## DIRECTIVE
Search the listing below for the string "PyCharm" and copy every line where it occurs.

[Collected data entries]
|---|

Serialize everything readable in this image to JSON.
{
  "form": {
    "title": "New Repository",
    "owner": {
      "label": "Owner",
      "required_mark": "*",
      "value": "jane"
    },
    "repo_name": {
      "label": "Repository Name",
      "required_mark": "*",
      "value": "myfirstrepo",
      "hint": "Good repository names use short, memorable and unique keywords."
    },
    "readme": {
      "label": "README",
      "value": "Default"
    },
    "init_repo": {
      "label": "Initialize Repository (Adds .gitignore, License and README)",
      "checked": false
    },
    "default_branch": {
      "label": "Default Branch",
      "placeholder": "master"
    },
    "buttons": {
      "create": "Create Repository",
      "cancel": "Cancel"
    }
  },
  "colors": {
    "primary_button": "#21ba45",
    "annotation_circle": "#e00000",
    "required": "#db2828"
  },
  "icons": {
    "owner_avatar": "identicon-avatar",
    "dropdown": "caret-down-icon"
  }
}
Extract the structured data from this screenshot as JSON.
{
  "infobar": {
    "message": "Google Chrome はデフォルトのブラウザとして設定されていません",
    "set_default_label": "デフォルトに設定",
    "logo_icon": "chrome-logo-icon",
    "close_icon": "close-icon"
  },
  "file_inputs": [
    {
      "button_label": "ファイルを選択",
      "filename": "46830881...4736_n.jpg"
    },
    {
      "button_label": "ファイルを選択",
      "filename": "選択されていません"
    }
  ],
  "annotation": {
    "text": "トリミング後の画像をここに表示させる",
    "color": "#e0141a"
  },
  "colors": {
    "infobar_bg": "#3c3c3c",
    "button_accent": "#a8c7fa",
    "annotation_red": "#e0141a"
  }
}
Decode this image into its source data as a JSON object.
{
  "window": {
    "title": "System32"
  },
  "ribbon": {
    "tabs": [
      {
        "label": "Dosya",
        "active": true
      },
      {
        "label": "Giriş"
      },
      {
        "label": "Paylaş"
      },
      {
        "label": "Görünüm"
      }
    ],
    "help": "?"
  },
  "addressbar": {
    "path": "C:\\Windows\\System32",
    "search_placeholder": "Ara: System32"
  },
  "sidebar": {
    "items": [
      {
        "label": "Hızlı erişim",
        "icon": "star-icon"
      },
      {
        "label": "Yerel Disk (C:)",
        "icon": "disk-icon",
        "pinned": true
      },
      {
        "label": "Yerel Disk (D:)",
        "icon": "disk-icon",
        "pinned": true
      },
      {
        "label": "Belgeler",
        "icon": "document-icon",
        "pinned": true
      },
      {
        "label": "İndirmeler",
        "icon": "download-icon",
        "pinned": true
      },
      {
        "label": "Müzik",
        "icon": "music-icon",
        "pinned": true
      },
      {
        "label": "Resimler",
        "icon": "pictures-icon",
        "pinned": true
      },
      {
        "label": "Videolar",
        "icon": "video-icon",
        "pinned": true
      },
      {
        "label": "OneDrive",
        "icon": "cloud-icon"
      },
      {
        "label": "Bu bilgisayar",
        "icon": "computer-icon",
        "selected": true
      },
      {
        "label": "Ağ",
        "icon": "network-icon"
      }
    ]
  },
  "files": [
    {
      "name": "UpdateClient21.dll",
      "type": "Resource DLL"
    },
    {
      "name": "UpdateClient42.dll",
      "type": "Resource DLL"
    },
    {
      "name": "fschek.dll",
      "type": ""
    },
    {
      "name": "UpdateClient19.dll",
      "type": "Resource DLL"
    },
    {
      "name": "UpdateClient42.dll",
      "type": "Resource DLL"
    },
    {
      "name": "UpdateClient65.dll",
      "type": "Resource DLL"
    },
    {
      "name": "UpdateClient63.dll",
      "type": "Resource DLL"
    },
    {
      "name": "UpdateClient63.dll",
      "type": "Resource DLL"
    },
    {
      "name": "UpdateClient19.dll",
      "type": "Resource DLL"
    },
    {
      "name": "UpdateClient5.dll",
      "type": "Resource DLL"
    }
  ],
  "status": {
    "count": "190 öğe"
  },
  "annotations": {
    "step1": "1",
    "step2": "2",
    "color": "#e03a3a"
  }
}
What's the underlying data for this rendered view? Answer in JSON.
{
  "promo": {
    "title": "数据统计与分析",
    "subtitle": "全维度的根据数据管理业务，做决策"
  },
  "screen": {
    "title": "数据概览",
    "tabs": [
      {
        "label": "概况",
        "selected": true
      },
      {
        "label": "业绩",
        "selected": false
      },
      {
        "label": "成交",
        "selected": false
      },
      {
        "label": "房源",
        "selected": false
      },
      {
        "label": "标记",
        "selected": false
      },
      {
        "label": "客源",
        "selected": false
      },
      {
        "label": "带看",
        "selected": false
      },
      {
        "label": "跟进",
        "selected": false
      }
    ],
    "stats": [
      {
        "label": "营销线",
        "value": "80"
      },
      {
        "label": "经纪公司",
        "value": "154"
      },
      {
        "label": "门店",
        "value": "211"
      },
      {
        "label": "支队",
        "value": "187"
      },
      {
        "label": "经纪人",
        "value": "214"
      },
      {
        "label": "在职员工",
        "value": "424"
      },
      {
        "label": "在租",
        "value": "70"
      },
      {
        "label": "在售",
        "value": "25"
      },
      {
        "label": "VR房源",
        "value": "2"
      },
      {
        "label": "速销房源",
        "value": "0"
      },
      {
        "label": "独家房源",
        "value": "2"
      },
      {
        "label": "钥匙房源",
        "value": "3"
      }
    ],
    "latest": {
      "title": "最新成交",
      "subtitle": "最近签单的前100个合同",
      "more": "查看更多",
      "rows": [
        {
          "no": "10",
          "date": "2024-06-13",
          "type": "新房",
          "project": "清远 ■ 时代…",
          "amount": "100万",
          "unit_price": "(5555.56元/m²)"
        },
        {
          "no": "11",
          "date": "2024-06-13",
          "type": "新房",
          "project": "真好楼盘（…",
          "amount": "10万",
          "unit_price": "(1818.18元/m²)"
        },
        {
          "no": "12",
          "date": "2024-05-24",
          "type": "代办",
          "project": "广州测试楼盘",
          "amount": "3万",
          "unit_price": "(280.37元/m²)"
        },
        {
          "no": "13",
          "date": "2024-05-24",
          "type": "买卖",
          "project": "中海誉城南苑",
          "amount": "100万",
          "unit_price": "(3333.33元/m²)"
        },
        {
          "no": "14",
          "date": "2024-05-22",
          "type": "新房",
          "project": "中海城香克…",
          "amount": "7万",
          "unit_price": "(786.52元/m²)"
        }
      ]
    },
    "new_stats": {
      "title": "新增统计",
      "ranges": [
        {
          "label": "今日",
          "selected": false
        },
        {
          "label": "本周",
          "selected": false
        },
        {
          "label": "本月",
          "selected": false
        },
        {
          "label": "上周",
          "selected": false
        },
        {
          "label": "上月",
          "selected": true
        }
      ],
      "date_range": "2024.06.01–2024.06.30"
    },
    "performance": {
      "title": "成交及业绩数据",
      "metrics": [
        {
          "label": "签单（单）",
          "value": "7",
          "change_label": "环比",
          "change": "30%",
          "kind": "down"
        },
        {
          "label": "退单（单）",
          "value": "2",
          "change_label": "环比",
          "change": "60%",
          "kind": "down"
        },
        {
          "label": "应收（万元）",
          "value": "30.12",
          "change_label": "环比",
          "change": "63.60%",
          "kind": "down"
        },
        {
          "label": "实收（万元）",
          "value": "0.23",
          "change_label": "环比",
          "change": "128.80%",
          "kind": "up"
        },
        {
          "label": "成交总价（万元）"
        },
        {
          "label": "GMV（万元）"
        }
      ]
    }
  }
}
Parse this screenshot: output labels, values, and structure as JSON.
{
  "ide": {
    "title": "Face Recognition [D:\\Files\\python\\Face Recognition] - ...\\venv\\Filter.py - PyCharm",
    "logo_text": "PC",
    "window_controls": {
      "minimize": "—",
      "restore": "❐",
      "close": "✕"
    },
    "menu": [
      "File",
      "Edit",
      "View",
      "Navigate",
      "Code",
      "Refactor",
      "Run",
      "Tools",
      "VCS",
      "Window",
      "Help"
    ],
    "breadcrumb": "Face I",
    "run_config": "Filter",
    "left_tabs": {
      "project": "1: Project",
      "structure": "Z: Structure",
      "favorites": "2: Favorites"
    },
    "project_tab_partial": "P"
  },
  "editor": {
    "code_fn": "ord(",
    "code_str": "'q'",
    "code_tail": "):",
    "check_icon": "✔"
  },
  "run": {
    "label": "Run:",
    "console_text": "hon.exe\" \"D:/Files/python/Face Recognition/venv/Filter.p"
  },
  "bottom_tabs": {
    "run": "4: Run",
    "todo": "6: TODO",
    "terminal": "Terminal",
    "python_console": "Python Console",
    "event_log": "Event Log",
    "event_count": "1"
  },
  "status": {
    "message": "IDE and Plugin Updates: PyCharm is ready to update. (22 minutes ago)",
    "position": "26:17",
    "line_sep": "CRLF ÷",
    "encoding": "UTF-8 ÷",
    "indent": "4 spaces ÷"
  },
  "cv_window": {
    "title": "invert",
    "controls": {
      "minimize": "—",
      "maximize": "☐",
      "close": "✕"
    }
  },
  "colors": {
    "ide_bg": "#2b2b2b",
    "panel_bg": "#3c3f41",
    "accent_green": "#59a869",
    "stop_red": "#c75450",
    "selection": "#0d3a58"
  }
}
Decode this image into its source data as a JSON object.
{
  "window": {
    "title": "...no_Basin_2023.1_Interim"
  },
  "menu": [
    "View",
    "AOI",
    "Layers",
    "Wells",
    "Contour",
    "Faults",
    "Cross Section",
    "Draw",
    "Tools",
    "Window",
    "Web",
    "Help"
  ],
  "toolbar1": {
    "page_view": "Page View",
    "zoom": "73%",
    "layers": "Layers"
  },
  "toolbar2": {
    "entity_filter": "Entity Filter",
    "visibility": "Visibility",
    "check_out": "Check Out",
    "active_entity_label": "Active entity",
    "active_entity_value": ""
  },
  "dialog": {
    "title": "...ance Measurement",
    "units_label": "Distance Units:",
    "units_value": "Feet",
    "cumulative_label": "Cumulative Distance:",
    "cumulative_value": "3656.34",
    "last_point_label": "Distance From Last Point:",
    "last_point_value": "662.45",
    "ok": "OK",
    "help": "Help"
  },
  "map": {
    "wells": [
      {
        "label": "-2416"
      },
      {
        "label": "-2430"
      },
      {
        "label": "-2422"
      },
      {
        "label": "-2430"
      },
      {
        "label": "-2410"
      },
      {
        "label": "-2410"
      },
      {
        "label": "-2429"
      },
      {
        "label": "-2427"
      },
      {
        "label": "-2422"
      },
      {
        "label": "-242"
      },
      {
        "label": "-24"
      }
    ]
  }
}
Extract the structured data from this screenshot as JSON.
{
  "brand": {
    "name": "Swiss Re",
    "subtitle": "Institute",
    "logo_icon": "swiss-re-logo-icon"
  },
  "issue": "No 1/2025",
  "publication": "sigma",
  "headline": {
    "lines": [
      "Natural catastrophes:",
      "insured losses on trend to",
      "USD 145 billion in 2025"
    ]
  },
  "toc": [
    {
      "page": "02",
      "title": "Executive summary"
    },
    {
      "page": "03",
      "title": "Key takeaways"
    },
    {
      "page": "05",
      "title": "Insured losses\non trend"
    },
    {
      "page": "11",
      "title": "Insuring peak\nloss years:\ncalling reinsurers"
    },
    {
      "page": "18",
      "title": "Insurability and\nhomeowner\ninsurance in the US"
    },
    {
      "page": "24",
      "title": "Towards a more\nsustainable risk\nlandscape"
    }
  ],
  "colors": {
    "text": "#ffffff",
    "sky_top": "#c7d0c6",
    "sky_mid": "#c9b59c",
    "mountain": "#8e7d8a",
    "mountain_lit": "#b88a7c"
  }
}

|---|

## SOLUTION BELOW
    "title": "Face Recognition [D:\\Files\\python\\Face Recognition] - ...\\venv\\Filter.py - PyCharm",
    "message": "IDE and Plugin Updates: PyCharm is ready to update. (22 minutes ago)",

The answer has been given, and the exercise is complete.